◆ **Exercise requirements**: Report every line of the data where the string "forward" appears.

◆ **Entries taken from a collection**:
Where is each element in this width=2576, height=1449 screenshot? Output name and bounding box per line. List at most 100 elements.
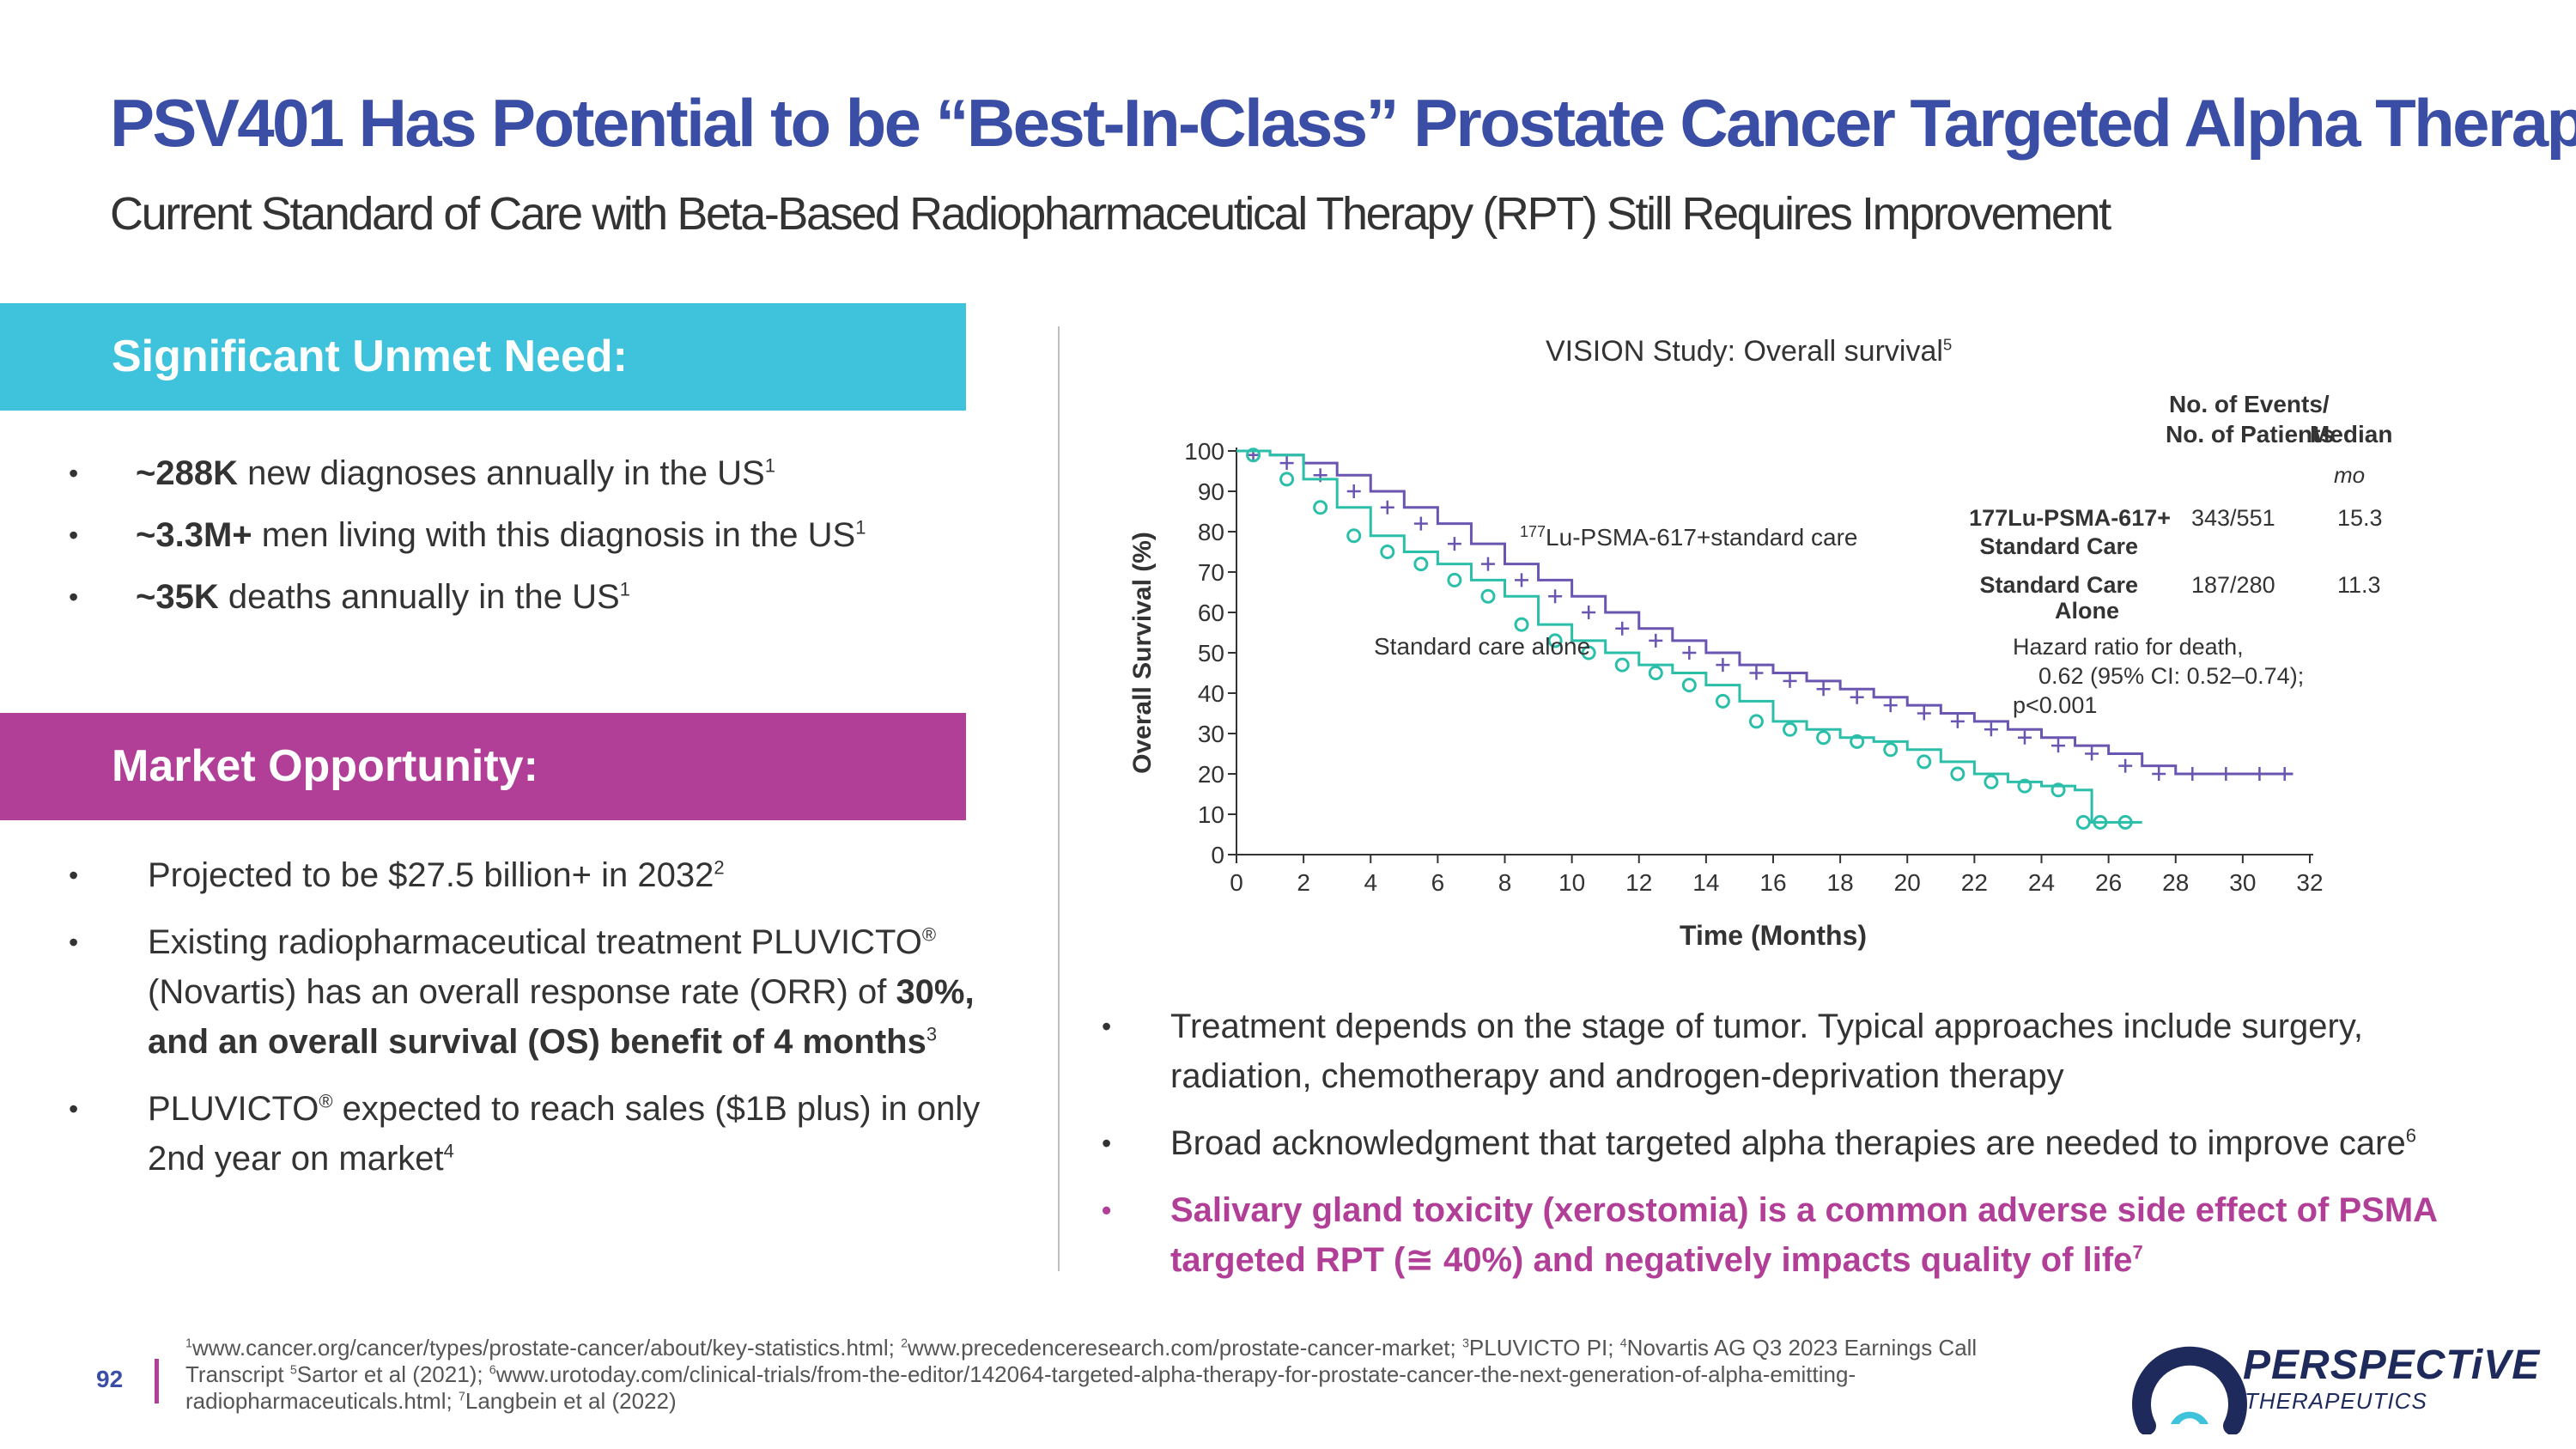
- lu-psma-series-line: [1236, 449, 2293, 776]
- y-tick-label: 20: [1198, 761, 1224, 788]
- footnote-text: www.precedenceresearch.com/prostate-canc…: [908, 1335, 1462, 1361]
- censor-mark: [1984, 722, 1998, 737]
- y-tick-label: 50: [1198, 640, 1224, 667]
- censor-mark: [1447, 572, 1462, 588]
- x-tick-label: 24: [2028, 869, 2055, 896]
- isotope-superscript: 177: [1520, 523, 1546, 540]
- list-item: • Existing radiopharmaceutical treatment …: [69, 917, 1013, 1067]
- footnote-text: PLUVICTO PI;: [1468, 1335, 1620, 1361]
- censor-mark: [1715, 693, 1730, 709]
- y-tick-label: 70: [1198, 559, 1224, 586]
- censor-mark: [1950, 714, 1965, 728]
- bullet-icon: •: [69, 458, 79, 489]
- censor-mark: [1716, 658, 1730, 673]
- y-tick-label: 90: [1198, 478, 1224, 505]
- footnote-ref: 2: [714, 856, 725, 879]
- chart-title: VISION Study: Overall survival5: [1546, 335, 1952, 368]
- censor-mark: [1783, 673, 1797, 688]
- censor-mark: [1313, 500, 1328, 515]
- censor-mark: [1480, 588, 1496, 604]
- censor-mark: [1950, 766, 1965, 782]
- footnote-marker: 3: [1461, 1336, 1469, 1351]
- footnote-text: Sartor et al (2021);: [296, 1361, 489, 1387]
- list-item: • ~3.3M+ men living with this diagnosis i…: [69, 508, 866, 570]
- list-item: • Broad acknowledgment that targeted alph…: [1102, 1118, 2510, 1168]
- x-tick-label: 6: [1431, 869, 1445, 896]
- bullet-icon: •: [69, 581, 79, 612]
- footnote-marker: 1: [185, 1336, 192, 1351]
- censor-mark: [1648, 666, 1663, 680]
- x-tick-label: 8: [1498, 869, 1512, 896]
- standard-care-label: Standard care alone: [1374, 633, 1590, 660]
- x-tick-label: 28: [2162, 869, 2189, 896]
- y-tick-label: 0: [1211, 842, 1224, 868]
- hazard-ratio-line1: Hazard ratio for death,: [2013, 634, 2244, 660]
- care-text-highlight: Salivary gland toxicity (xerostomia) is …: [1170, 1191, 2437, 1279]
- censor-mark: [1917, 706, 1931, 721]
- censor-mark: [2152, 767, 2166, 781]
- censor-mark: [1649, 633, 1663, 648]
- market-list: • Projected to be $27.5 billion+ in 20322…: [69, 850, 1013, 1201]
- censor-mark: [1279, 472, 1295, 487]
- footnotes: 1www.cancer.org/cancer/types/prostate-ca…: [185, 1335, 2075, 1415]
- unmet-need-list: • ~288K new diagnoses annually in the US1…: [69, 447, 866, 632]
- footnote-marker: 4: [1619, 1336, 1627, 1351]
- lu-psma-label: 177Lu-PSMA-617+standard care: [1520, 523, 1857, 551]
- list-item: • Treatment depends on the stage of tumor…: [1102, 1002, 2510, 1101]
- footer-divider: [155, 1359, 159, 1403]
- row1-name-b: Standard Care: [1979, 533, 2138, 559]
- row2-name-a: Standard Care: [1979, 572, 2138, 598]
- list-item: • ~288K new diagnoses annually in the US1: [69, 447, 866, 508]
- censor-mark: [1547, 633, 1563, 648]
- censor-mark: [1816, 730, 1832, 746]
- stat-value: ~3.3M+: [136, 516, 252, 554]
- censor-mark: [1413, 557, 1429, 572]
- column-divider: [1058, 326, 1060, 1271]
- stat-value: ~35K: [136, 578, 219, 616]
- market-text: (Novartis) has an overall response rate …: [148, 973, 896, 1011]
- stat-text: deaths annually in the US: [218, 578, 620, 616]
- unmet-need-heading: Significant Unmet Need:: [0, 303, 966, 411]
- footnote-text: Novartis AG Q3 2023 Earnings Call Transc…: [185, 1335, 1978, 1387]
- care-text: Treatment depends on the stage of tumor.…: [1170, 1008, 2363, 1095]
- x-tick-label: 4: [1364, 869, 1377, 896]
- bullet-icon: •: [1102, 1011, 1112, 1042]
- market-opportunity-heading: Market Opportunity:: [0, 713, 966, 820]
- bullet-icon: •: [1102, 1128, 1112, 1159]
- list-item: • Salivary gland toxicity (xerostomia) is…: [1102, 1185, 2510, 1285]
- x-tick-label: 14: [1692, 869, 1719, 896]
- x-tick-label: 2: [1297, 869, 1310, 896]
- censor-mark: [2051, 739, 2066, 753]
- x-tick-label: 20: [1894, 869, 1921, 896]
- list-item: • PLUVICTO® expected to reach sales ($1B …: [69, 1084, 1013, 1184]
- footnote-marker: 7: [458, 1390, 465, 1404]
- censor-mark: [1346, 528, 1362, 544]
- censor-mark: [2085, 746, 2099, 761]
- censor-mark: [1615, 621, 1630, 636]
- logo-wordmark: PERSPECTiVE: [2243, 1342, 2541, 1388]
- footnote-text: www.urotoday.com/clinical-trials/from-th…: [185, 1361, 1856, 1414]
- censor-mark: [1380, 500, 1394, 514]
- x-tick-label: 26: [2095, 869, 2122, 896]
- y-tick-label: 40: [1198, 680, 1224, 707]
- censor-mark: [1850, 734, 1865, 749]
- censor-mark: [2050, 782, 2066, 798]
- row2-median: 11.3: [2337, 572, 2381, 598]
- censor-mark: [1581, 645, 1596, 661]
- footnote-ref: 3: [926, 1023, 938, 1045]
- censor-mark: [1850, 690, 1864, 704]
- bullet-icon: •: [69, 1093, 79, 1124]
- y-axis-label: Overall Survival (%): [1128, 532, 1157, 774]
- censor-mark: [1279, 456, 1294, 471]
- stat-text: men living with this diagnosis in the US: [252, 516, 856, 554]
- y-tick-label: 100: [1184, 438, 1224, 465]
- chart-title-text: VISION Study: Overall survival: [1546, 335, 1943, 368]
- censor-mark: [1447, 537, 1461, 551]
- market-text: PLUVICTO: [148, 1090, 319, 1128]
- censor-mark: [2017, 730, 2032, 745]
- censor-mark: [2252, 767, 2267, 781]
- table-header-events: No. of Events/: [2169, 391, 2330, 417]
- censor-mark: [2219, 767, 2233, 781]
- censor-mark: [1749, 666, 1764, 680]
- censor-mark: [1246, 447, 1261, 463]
==
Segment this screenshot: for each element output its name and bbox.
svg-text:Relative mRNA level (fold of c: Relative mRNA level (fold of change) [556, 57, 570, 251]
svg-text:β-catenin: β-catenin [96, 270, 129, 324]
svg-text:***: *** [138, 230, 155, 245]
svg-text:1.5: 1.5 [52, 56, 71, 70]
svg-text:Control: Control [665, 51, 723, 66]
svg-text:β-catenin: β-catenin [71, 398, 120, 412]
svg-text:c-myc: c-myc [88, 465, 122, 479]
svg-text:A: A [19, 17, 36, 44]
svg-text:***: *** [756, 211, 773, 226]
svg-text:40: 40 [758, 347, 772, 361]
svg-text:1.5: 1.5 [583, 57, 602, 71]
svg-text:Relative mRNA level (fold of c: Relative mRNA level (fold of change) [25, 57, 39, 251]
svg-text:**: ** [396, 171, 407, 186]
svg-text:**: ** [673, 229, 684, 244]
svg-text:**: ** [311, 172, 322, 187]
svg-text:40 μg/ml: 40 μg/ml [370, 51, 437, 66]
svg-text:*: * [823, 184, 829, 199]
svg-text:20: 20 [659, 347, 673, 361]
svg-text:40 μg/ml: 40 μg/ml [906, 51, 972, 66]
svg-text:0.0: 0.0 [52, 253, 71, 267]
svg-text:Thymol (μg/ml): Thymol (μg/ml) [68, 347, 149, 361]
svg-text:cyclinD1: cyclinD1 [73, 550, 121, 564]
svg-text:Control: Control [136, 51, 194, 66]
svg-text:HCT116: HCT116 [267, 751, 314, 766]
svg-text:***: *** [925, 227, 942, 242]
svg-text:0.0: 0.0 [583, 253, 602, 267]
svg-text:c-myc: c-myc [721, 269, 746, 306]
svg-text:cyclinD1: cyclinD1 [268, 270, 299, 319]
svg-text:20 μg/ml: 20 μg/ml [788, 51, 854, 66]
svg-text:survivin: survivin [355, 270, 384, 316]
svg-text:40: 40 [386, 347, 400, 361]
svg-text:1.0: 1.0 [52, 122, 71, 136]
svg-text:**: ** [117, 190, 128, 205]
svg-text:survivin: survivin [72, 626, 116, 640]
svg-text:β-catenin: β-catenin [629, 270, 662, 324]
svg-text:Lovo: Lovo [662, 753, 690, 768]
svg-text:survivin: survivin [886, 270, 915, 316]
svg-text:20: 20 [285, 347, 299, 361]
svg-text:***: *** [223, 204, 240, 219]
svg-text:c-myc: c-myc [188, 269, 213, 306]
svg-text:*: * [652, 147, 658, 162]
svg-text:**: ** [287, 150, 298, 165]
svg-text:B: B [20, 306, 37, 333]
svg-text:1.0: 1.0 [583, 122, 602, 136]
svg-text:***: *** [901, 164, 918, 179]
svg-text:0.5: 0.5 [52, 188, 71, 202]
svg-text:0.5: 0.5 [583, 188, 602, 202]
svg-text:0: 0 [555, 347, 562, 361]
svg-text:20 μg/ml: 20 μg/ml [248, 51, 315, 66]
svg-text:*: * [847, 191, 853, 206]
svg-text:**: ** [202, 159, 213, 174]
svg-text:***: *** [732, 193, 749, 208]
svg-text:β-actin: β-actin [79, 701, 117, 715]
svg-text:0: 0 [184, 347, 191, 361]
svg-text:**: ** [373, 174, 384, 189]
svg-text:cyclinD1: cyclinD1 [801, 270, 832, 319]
==
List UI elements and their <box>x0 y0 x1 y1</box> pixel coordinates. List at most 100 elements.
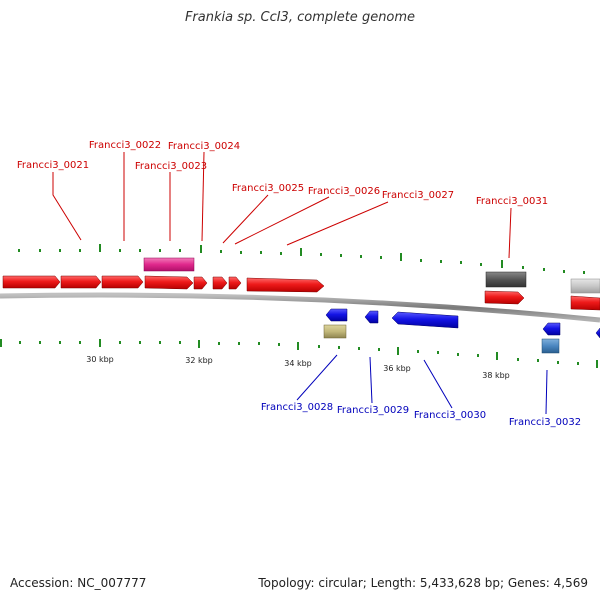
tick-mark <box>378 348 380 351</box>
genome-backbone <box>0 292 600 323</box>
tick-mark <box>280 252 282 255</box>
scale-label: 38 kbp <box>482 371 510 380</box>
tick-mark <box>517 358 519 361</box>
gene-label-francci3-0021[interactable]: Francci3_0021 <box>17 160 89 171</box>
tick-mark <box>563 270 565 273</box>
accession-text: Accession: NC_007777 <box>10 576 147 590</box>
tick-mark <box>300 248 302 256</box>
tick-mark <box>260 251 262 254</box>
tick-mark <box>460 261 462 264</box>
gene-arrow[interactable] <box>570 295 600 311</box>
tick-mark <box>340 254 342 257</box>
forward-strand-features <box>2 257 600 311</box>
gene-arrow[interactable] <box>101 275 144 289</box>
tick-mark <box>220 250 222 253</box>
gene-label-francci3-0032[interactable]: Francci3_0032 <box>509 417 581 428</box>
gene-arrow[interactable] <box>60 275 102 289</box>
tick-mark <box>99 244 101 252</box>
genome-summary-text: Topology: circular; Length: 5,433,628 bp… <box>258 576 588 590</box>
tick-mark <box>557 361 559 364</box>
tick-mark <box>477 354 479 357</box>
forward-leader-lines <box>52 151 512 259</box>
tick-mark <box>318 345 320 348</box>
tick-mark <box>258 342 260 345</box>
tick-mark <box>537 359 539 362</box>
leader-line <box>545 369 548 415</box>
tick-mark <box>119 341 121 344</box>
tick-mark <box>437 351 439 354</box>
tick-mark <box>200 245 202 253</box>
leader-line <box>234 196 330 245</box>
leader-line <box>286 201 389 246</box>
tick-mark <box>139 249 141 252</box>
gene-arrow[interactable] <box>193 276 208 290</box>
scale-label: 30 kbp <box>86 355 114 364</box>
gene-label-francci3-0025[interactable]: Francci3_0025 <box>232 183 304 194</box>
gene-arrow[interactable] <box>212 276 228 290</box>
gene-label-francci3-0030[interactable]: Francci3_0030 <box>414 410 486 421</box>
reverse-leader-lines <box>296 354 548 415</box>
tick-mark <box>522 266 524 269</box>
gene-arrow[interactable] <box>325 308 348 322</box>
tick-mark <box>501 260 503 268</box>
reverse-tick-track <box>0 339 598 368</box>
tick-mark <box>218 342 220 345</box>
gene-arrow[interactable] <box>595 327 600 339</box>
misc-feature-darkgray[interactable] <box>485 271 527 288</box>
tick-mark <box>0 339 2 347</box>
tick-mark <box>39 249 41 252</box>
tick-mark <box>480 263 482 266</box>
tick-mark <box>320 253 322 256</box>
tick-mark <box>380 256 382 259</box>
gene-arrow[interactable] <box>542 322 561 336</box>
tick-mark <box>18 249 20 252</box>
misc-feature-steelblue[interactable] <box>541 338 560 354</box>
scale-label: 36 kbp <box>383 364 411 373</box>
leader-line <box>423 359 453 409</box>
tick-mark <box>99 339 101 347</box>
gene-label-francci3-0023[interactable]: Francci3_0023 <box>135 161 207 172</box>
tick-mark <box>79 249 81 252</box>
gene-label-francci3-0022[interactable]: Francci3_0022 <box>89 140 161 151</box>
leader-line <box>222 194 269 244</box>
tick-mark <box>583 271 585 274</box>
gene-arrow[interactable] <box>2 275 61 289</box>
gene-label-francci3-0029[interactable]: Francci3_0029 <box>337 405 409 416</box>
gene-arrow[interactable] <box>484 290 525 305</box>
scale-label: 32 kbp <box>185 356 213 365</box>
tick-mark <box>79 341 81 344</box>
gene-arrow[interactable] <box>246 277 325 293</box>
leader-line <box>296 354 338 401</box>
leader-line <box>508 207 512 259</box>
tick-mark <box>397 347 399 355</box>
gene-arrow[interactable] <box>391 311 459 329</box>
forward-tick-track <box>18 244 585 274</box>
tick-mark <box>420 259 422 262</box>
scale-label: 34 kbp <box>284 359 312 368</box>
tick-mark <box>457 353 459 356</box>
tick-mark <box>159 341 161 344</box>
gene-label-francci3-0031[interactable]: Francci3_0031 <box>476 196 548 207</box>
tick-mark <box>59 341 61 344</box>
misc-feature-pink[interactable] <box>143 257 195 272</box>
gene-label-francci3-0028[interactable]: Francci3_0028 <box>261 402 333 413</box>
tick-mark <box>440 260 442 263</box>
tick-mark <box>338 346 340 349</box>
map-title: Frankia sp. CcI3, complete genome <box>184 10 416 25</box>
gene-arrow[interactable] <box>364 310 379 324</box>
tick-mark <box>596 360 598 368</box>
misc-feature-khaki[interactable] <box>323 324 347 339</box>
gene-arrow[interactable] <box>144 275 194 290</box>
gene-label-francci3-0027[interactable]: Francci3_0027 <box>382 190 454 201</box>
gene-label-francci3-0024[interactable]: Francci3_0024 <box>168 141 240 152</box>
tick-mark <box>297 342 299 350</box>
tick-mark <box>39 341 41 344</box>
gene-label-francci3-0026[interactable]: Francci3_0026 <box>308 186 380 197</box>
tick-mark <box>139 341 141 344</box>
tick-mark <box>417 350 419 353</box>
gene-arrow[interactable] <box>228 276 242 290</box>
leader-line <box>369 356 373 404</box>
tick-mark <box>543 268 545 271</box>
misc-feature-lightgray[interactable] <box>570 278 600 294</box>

◆ **Answer to the exercise**:
forward-strand-features <box>2 257 600 311</box>
forward-leader-lines <box>52 151 512 259</box>
forward-tick-track <box>18 244 585 274</box>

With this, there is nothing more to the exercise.